PROBLEM DESCRIPTION: List all the lines in these records that hold "Fitted".

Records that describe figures
--

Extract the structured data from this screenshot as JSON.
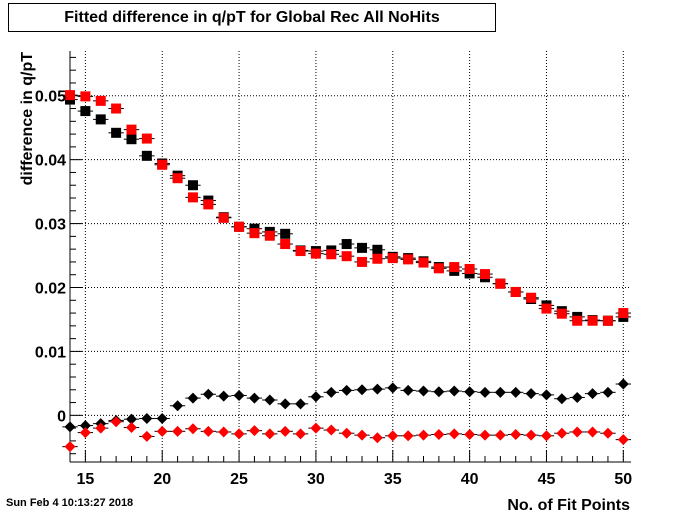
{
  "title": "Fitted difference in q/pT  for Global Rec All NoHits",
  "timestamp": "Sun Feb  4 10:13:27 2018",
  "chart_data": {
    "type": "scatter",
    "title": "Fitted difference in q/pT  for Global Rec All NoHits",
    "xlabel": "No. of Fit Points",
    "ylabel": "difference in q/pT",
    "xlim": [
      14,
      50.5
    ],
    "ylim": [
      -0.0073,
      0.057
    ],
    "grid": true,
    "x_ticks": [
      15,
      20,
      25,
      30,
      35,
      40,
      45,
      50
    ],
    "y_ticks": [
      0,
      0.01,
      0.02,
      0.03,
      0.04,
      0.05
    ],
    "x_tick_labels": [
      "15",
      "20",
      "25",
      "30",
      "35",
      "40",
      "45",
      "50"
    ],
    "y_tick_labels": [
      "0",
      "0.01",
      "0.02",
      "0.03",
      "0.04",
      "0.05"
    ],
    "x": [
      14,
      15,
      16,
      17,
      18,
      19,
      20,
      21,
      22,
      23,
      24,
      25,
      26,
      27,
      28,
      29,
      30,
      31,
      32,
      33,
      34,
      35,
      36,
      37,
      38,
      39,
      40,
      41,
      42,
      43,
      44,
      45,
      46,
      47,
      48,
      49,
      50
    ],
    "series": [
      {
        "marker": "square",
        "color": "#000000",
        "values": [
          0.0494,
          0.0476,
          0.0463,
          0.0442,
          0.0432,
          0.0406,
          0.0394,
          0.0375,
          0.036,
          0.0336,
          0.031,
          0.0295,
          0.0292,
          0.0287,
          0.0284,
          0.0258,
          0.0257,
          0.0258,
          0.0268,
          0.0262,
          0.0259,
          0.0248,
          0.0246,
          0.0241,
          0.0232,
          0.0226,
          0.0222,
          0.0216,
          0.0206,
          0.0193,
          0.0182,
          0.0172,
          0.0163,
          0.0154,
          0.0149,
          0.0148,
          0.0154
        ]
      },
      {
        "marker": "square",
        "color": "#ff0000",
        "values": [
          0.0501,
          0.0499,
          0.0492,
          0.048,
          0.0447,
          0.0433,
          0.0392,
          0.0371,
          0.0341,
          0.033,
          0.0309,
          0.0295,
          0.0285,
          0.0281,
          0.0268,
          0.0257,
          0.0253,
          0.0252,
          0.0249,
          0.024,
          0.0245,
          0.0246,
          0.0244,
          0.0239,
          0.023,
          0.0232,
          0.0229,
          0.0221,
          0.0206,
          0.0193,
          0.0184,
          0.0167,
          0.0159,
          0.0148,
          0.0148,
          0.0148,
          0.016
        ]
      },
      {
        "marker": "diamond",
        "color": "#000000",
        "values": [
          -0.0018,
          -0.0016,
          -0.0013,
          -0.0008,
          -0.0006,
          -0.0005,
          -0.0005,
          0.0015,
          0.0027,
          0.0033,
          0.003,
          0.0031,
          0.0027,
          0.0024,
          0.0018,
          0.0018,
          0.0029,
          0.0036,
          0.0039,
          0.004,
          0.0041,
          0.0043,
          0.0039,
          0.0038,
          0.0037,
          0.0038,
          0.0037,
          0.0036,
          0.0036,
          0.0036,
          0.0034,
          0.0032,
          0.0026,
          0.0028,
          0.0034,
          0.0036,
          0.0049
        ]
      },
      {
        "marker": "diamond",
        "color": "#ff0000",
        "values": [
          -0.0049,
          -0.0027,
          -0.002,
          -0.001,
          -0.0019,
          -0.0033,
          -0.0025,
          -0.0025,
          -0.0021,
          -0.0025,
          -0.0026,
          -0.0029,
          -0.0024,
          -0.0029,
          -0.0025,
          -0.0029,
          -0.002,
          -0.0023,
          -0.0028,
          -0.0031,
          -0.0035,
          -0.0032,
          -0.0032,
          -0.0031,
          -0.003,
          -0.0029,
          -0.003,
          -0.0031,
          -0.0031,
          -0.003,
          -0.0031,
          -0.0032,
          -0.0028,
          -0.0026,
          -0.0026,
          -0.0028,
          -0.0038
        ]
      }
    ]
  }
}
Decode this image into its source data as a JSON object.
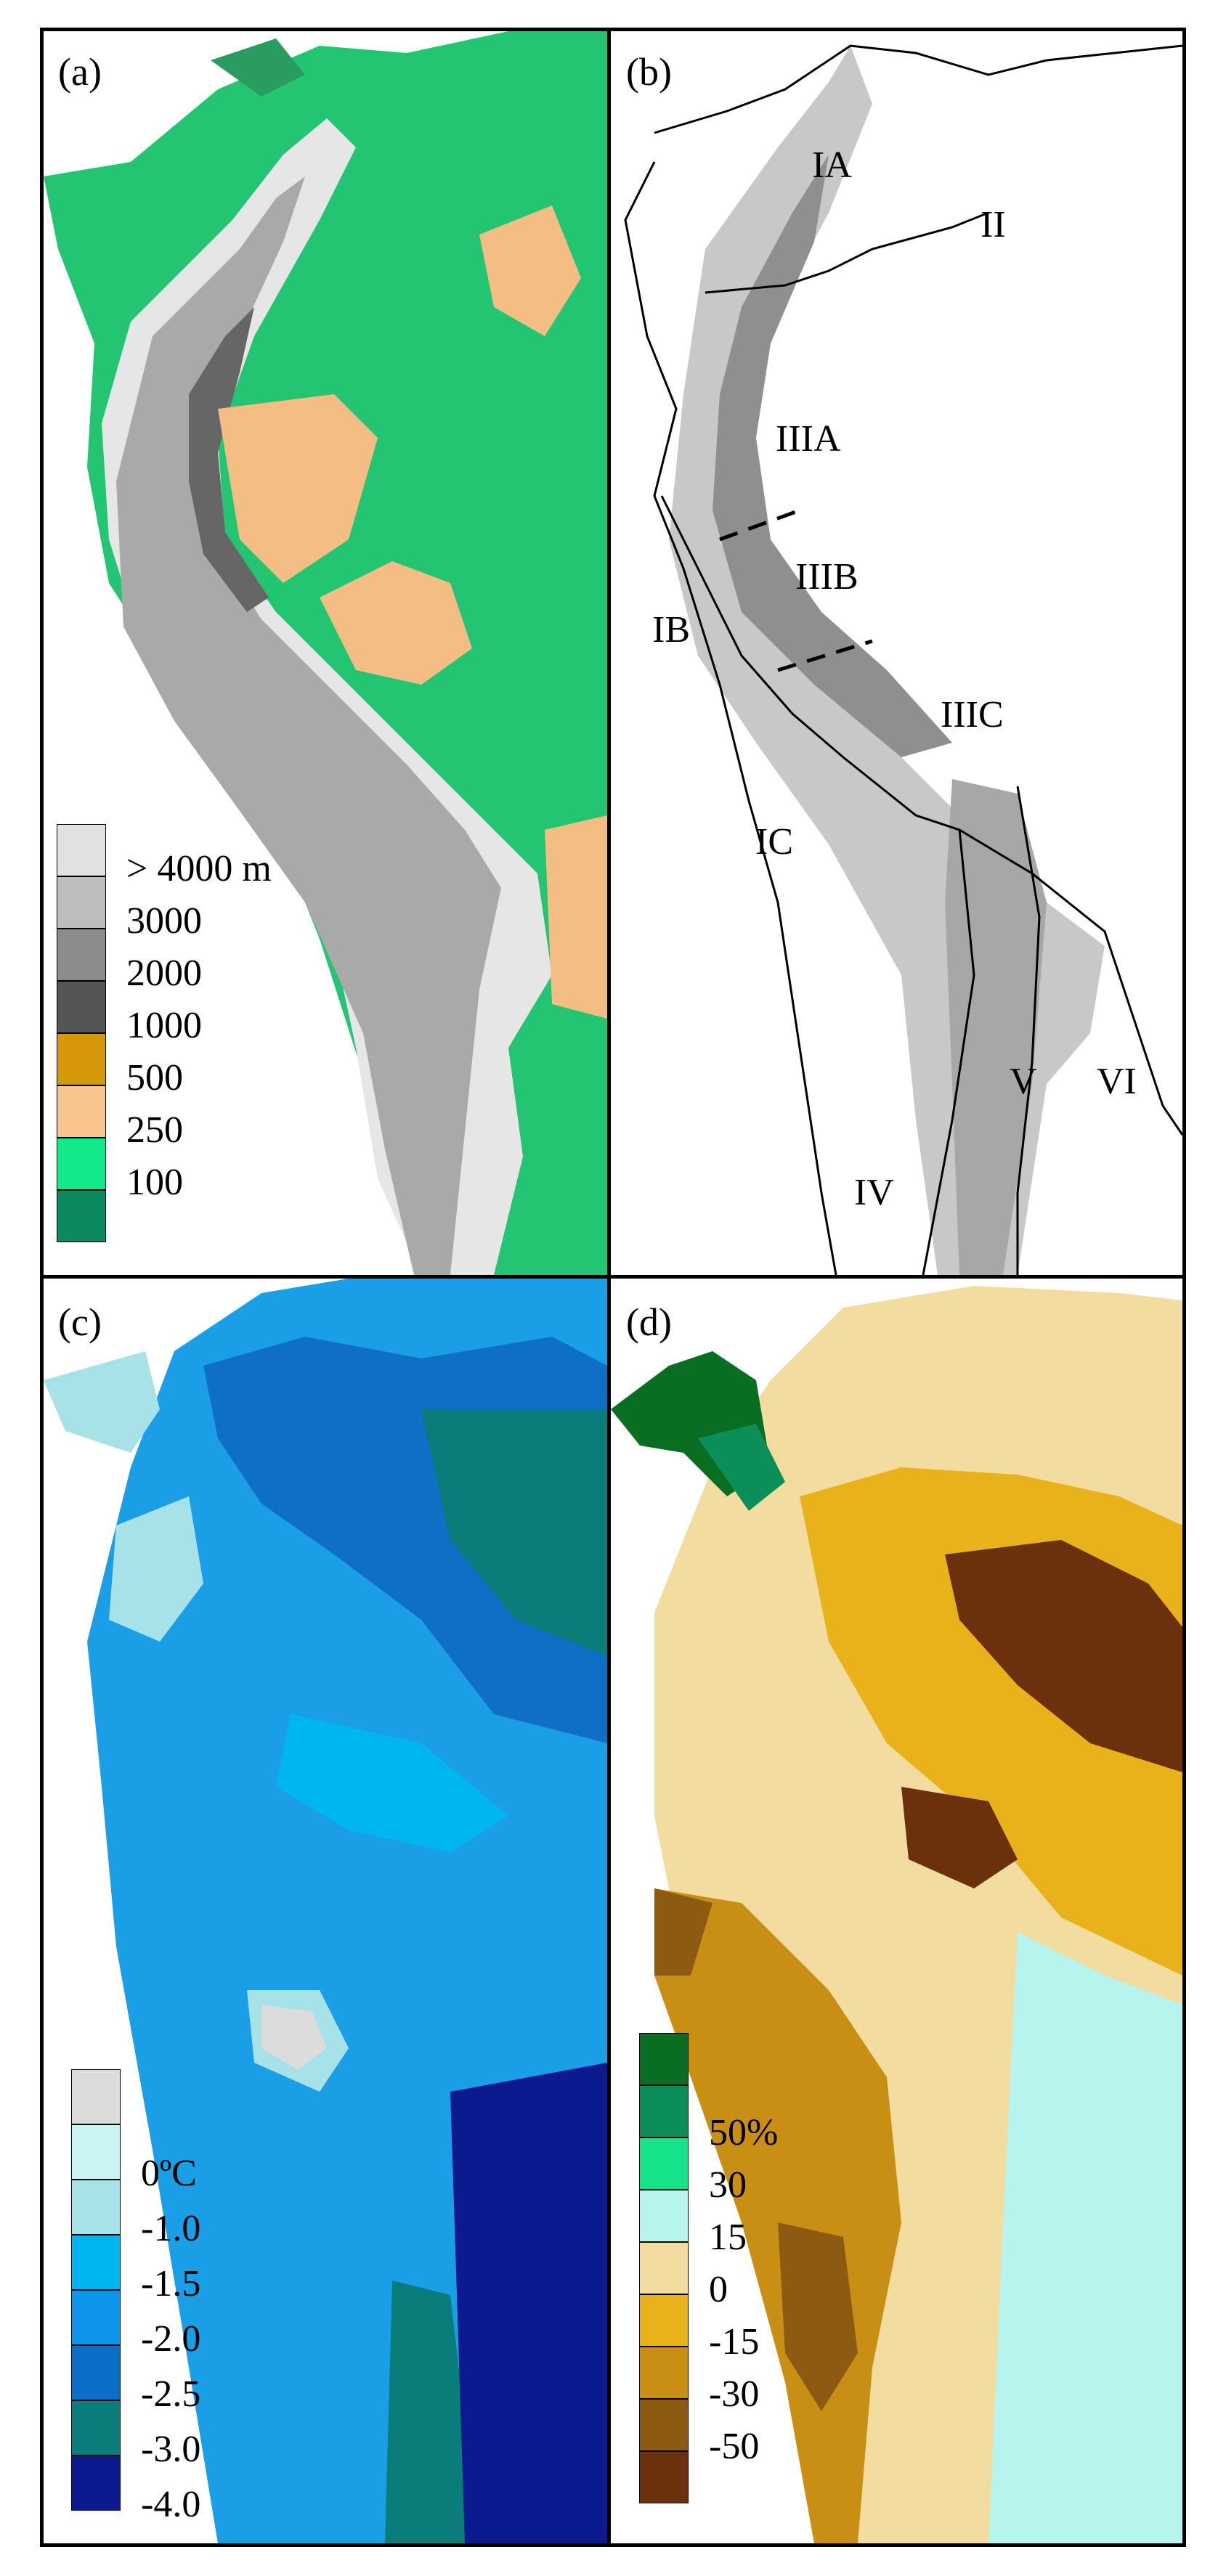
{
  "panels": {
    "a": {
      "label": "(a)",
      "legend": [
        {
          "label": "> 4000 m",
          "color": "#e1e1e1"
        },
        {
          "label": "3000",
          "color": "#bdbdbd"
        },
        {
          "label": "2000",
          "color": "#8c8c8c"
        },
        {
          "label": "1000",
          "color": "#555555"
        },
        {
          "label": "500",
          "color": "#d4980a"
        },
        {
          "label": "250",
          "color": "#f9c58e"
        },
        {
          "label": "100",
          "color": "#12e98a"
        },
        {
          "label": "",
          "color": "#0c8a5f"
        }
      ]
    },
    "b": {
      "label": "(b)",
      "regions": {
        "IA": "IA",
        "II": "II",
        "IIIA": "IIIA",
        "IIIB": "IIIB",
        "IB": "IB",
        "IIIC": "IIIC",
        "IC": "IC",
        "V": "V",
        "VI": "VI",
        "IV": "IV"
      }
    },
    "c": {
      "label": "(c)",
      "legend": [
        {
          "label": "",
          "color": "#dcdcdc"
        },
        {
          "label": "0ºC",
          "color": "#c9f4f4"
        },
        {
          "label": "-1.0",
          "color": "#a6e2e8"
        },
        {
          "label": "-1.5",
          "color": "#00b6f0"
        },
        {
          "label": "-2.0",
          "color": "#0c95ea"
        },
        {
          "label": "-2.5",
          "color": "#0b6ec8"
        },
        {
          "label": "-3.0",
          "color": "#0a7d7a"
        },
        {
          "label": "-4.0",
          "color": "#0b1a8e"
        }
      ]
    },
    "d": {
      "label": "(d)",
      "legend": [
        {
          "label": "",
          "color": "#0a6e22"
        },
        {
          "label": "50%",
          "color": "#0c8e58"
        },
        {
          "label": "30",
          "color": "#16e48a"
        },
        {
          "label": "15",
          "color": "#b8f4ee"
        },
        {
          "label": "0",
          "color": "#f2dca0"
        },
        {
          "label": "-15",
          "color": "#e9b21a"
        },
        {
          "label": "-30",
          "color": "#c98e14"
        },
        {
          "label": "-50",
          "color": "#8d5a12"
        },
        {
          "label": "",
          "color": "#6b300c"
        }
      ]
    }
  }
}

--

TASK ANSWER:
  "title": "Fitted difference in q/pT  for Global Rec All NoHits",
    "title": "Fitted difference in q/pT  for Global Rec All NoHits",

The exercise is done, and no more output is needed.